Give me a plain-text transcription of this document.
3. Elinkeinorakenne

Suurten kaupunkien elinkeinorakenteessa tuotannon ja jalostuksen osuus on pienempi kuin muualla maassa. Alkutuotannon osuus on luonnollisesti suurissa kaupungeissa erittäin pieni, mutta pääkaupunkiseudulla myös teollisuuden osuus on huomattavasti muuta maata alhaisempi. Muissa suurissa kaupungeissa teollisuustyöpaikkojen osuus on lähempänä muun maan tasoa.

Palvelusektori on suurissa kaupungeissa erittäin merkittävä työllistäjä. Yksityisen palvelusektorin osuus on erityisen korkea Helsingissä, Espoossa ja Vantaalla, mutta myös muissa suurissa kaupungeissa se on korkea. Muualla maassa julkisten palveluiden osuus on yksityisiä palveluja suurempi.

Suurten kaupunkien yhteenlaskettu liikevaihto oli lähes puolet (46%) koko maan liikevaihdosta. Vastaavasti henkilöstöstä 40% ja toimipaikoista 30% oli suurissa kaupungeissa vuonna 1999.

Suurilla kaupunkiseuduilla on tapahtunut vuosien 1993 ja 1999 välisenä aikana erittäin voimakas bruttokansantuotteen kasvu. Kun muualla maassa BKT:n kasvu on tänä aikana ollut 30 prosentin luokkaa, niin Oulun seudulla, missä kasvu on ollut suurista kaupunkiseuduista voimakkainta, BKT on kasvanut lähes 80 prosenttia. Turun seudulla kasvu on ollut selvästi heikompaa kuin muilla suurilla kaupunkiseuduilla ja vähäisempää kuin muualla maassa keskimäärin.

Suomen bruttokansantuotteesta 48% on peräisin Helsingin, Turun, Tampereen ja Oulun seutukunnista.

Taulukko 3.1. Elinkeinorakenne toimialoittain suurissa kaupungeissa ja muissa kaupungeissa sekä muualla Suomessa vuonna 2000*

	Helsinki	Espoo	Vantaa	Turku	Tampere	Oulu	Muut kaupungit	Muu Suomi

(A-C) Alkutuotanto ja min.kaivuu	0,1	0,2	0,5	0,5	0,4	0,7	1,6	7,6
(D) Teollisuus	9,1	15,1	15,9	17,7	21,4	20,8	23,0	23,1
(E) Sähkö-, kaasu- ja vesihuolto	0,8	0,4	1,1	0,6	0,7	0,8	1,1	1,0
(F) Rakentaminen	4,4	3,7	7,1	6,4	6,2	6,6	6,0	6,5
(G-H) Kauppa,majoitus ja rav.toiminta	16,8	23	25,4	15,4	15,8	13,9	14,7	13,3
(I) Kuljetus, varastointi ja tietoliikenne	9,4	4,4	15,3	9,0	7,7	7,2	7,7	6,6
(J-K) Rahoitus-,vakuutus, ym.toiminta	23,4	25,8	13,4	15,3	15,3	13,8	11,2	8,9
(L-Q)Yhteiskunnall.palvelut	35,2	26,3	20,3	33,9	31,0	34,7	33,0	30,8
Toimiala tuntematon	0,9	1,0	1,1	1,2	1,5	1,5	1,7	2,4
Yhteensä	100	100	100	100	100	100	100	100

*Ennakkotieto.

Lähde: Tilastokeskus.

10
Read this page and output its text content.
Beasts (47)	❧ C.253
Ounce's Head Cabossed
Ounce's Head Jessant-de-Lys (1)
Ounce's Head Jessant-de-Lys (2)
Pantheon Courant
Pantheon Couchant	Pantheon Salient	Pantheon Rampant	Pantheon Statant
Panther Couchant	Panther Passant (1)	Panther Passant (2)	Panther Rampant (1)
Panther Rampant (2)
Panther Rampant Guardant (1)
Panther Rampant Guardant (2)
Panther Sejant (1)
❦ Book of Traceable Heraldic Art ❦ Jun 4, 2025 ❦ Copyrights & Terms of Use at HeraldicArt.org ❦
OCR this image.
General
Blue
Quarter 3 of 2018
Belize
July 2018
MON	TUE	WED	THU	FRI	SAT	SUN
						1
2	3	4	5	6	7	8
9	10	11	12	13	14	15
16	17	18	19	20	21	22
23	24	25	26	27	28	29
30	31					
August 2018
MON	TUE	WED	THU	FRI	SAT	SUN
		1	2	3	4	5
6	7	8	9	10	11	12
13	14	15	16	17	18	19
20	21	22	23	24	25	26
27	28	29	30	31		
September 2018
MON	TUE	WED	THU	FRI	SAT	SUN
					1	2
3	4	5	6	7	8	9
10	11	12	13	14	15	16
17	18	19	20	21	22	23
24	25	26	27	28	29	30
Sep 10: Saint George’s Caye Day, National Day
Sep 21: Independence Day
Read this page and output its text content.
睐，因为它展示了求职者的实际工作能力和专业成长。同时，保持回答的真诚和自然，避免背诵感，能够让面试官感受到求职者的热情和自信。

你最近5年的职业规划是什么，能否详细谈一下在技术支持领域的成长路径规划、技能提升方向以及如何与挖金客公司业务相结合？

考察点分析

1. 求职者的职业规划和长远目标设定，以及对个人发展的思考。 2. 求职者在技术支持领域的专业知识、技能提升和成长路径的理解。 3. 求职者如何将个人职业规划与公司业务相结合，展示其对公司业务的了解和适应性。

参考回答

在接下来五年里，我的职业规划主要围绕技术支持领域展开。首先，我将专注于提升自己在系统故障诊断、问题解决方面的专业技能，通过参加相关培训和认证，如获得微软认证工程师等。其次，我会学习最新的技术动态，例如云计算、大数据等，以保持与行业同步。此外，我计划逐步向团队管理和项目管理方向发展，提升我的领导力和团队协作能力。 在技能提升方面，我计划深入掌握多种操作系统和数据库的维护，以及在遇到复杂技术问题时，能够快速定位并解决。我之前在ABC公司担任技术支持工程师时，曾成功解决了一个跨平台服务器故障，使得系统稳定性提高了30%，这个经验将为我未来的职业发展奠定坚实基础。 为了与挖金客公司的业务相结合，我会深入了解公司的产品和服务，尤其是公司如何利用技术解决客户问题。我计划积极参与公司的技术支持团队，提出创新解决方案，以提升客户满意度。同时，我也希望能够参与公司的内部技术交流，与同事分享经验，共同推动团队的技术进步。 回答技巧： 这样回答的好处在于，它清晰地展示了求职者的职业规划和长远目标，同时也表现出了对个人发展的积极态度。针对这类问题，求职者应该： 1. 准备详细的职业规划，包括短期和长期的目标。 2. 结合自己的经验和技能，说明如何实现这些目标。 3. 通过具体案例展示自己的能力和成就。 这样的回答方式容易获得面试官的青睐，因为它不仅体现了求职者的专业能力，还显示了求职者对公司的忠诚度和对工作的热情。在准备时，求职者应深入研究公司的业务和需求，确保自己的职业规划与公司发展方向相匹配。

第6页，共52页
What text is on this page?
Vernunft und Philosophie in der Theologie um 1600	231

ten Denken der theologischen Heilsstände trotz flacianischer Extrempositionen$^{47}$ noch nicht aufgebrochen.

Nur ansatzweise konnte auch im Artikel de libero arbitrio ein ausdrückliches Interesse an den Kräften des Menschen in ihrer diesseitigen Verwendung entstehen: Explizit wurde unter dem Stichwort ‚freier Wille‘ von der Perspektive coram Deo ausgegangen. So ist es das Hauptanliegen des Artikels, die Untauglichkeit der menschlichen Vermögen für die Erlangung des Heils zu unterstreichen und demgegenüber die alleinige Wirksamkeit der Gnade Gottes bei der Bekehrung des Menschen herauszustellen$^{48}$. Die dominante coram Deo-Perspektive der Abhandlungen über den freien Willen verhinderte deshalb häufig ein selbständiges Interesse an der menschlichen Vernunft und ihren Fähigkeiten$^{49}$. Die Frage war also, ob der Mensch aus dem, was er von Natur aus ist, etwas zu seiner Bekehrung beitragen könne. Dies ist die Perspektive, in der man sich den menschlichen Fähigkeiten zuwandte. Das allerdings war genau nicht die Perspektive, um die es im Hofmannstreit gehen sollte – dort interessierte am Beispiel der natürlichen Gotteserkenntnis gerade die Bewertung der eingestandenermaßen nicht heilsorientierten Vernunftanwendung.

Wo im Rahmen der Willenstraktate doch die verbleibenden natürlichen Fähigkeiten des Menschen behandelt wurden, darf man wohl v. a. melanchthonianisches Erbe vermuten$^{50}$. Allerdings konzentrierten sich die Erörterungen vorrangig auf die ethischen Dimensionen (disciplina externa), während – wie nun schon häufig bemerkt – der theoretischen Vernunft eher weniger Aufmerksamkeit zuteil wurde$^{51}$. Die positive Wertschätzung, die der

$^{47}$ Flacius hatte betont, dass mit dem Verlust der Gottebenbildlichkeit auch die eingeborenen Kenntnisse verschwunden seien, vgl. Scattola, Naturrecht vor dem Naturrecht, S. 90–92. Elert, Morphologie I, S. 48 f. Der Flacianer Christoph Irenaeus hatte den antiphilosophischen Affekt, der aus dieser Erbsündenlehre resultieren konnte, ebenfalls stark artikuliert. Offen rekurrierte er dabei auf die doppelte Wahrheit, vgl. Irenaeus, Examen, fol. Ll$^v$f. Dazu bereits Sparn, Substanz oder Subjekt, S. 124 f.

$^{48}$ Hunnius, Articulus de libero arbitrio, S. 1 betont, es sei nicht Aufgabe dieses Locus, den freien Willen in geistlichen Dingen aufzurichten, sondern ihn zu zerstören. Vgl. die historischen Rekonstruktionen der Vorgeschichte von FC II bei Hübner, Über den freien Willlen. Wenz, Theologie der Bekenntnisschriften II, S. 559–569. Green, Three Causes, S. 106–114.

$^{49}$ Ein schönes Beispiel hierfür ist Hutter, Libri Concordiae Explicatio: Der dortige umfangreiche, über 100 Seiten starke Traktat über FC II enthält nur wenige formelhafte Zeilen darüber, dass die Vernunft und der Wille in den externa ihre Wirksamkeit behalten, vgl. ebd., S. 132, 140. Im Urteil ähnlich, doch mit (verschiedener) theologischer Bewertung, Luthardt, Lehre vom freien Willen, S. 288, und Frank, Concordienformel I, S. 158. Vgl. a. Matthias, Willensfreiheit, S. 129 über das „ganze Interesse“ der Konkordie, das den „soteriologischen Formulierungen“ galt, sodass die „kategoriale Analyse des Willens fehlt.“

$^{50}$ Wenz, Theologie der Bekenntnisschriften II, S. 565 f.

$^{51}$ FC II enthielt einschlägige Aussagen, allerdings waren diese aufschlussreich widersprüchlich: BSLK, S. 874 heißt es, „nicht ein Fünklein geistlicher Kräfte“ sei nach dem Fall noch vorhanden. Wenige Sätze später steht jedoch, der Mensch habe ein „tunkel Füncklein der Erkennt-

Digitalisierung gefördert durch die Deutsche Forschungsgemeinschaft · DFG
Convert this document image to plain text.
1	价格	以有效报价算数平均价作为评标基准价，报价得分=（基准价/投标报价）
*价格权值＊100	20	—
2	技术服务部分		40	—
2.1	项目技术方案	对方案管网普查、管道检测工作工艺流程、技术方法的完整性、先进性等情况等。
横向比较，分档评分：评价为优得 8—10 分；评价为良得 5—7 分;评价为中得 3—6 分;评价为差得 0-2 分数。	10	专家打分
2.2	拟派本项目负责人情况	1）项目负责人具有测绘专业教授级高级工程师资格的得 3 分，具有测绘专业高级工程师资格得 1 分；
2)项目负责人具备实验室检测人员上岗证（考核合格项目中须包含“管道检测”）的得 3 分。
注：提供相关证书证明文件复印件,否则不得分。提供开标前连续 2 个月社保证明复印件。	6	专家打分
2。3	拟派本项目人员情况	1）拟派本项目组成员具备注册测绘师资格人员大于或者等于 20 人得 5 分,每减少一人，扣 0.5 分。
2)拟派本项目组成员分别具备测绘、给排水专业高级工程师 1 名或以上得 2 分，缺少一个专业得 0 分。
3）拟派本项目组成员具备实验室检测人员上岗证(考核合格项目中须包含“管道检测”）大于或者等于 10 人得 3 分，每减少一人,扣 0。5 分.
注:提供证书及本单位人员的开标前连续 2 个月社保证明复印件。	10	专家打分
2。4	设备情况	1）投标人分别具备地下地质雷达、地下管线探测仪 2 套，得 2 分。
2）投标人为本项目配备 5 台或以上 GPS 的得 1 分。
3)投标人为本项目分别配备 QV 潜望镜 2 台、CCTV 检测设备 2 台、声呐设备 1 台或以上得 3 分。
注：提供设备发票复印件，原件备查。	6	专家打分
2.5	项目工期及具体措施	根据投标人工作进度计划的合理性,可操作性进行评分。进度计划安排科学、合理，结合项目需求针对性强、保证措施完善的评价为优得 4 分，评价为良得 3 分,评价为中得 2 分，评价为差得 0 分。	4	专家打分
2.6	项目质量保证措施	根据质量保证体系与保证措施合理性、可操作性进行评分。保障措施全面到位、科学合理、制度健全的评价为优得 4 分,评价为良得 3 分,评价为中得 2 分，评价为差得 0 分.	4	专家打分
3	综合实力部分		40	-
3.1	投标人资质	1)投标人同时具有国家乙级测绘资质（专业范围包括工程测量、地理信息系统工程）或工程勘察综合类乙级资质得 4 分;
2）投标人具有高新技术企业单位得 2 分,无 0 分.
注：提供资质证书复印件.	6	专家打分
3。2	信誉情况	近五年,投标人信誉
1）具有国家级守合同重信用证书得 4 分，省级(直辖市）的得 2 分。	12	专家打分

^^^^^^^^

▶ _TASK DETAILS_: Look through the entries above and report each line where the string "Couchant" occurs.

▶ _FINAL RESULT_:
Pantheon Couchant	Pantheon Salient	Pantheon Rampant	Pantheon Statant
Panther Couchant	Panther Passant (1)	Panther Passant (2)	Panther Rampant (1)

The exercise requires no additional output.